(begin)

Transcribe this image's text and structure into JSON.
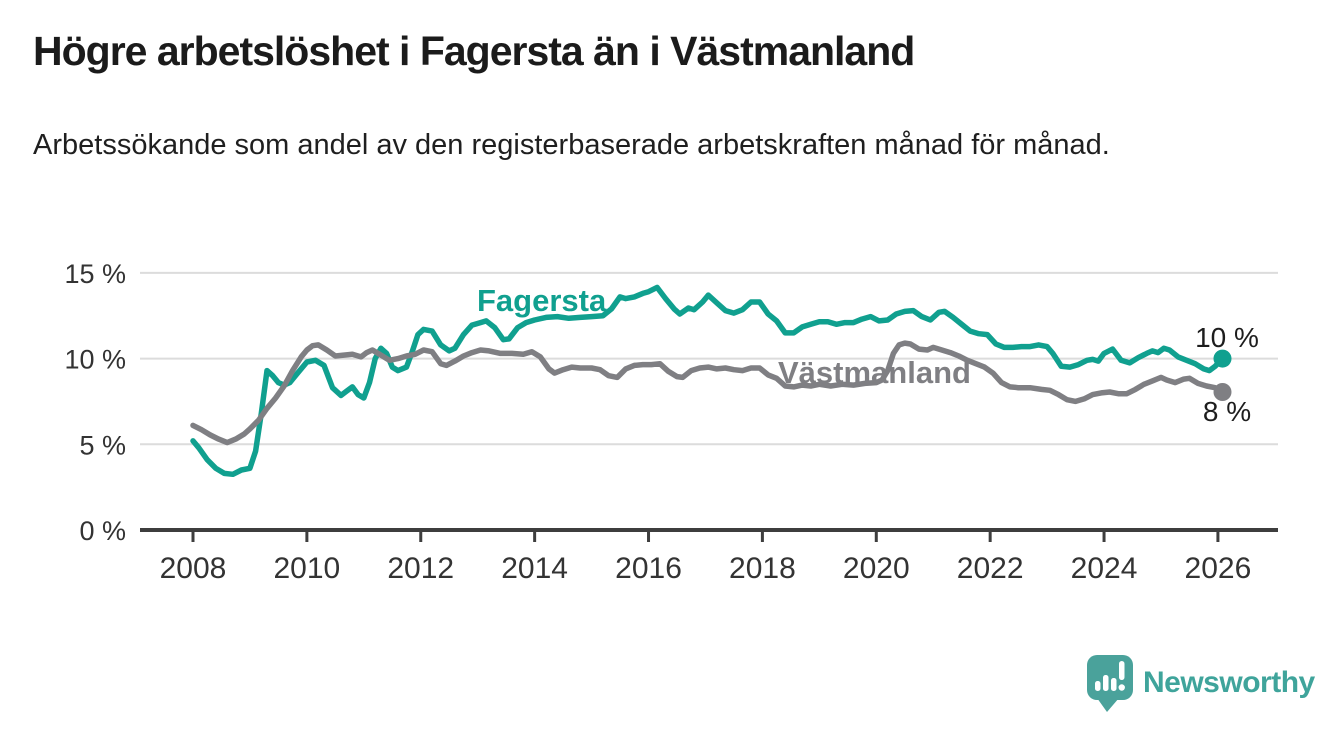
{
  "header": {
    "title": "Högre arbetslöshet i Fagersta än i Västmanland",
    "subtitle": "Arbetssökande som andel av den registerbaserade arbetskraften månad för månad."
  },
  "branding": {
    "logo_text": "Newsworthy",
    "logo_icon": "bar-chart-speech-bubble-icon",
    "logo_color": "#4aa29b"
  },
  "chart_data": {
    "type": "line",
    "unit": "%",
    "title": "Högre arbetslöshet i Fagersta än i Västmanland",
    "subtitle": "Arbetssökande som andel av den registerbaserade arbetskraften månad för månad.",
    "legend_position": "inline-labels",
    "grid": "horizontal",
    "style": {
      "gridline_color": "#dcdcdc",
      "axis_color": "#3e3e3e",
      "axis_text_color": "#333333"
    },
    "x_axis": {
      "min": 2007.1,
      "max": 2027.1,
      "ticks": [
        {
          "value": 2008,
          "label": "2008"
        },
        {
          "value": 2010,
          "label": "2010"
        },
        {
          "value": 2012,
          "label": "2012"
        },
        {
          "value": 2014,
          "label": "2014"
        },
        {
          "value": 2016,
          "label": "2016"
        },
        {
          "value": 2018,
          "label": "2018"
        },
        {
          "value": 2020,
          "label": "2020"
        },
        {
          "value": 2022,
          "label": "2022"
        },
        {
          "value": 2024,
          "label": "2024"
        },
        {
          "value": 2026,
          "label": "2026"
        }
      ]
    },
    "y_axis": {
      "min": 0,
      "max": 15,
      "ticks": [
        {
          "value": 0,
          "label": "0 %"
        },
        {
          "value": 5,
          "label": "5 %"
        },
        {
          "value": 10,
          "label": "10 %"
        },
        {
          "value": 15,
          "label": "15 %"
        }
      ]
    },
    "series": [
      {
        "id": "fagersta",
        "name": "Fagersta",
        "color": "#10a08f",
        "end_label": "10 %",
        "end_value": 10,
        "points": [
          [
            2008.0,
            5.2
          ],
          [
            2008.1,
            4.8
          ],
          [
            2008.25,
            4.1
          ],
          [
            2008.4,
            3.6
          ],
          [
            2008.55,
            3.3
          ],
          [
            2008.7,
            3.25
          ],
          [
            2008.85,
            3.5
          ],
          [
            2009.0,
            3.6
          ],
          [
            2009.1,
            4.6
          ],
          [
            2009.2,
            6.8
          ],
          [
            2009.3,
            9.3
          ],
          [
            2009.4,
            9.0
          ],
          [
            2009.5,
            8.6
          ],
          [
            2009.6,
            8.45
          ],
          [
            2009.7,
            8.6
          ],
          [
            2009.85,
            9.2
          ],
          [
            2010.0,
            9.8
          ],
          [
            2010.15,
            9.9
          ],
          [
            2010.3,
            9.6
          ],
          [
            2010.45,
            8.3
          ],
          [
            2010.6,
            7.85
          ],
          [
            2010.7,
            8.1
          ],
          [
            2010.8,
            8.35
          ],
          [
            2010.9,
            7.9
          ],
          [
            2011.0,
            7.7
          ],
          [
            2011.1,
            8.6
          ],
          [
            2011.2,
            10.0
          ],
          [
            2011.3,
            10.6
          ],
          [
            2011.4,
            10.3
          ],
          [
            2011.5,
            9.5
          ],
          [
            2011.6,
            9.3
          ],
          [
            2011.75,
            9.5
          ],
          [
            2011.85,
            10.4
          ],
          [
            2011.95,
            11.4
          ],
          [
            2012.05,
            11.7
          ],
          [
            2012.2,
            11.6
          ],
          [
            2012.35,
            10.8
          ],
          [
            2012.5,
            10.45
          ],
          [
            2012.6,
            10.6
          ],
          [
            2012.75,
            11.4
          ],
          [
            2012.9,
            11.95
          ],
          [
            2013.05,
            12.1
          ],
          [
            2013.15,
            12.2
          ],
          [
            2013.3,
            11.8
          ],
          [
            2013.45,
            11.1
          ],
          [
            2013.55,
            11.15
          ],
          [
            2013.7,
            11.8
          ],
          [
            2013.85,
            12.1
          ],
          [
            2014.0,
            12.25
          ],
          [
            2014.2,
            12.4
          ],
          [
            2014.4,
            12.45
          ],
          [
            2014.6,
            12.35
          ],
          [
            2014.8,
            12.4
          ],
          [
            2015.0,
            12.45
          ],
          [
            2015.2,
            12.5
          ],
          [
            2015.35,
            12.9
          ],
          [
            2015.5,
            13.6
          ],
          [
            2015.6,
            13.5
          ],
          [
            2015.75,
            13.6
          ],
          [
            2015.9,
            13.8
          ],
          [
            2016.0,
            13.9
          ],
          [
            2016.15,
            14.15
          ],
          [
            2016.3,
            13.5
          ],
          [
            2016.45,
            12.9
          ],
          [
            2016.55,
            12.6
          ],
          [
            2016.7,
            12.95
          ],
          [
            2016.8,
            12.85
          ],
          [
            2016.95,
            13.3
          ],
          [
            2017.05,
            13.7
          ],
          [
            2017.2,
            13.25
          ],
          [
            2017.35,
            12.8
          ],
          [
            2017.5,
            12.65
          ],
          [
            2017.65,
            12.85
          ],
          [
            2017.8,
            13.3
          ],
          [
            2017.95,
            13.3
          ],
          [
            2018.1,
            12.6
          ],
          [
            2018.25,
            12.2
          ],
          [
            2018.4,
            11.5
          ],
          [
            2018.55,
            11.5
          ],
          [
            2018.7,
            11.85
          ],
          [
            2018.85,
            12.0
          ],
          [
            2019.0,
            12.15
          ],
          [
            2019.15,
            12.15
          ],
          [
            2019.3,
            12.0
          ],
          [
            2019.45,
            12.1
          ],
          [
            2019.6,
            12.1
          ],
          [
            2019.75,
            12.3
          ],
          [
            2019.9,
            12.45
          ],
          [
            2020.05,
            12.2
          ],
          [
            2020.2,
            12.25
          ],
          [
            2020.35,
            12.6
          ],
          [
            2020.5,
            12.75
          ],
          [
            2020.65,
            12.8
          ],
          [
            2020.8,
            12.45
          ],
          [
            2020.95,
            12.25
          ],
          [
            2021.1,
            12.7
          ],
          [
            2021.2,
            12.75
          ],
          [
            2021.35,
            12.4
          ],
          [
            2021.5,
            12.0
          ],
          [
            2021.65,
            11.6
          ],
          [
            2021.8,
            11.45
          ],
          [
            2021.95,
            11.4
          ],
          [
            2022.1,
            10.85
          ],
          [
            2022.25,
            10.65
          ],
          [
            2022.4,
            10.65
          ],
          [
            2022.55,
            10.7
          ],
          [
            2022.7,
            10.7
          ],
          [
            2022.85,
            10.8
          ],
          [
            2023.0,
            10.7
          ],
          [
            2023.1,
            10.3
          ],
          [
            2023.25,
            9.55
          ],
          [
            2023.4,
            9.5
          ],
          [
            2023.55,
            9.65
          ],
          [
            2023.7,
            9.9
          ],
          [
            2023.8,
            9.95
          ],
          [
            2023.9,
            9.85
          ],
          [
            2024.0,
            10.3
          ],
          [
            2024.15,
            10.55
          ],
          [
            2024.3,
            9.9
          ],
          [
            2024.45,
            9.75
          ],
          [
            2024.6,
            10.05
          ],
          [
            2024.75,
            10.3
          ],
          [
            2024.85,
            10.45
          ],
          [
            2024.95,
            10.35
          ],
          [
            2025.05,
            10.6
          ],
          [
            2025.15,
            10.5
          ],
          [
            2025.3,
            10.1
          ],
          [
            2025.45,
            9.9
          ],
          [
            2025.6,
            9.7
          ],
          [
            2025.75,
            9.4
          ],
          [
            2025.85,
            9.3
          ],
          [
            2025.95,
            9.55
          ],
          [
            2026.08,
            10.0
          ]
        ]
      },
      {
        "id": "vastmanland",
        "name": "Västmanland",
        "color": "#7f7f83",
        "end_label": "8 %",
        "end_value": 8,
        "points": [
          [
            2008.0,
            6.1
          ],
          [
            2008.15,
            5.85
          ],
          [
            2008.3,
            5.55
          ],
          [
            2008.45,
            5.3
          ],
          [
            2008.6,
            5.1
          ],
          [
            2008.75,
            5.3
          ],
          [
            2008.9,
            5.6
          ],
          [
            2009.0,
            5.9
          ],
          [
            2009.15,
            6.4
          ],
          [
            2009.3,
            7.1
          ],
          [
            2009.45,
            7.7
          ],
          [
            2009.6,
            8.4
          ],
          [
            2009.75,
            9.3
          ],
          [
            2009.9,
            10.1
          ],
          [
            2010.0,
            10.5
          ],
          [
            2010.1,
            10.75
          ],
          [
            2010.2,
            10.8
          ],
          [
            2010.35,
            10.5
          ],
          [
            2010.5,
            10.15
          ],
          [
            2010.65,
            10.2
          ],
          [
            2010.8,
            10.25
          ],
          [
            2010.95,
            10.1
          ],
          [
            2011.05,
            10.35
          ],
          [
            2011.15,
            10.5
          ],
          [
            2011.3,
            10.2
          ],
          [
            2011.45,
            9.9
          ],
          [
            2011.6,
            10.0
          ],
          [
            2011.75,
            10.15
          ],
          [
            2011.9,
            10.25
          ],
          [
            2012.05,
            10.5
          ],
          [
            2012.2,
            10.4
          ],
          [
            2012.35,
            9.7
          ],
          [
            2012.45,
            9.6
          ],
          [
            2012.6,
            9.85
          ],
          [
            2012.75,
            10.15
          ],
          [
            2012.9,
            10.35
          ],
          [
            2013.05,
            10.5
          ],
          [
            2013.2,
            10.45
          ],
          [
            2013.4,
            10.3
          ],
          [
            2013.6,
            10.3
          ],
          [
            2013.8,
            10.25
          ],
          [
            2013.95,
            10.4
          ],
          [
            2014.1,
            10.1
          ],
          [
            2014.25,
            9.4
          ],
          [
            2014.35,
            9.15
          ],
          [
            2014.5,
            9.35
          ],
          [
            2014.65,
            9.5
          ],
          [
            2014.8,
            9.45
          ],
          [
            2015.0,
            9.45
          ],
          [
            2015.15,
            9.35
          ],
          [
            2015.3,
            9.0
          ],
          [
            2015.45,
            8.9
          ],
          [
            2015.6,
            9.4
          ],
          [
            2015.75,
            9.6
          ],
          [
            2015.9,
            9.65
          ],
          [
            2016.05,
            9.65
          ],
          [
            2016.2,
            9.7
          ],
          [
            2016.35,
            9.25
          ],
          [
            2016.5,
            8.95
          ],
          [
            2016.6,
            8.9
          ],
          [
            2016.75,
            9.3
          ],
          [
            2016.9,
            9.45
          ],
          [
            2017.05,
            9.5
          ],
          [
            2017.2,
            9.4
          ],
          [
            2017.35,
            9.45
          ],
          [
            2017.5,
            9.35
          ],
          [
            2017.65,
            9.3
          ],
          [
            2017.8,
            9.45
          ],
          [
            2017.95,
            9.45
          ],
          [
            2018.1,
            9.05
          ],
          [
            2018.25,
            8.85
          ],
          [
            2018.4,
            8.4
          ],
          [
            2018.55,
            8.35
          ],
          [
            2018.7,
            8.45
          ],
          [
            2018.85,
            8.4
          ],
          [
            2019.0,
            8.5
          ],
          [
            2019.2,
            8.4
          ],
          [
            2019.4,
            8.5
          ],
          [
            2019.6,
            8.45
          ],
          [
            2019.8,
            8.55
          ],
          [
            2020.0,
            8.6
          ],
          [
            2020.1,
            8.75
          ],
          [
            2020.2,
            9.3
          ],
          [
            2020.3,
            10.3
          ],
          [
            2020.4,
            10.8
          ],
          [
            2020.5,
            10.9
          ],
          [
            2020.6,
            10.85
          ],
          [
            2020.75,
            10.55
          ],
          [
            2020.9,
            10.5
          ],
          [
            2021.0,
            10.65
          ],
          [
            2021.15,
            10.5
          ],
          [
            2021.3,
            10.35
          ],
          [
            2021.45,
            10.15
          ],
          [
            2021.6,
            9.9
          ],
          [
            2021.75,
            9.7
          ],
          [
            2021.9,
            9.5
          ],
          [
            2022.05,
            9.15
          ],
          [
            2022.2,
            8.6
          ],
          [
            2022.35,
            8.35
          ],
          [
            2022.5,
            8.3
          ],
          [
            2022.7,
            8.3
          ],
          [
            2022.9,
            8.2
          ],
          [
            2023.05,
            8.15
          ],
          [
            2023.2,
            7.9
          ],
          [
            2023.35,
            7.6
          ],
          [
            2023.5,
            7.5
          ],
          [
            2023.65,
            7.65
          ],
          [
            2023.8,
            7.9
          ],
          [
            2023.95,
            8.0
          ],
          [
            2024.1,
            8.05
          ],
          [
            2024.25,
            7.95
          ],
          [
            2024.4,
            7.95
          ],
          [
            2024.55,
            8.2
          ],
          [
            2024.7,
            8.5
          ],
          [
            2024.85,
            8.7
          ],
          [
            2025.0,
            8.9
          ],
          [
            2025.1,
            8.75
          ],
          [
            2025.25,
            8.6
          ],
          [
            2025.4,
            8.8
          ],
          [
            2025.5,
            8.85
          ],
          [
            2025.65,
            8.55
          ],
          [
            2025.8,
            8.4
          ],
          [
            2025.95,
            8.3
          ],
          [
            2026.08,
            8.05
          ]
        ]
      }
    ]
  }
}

(end)

● **Directions for this task**
Using the listing above, return all lines where the word "Arbetssökande" occurs.

● **Correct output**
    "subtitle": "Arbetssökande som andel av den registerbaserade arbetskraften månad för månad."
    "subtitle": "Arbetssökande som andel av den registerbaserade arbetskraften månad för månad.",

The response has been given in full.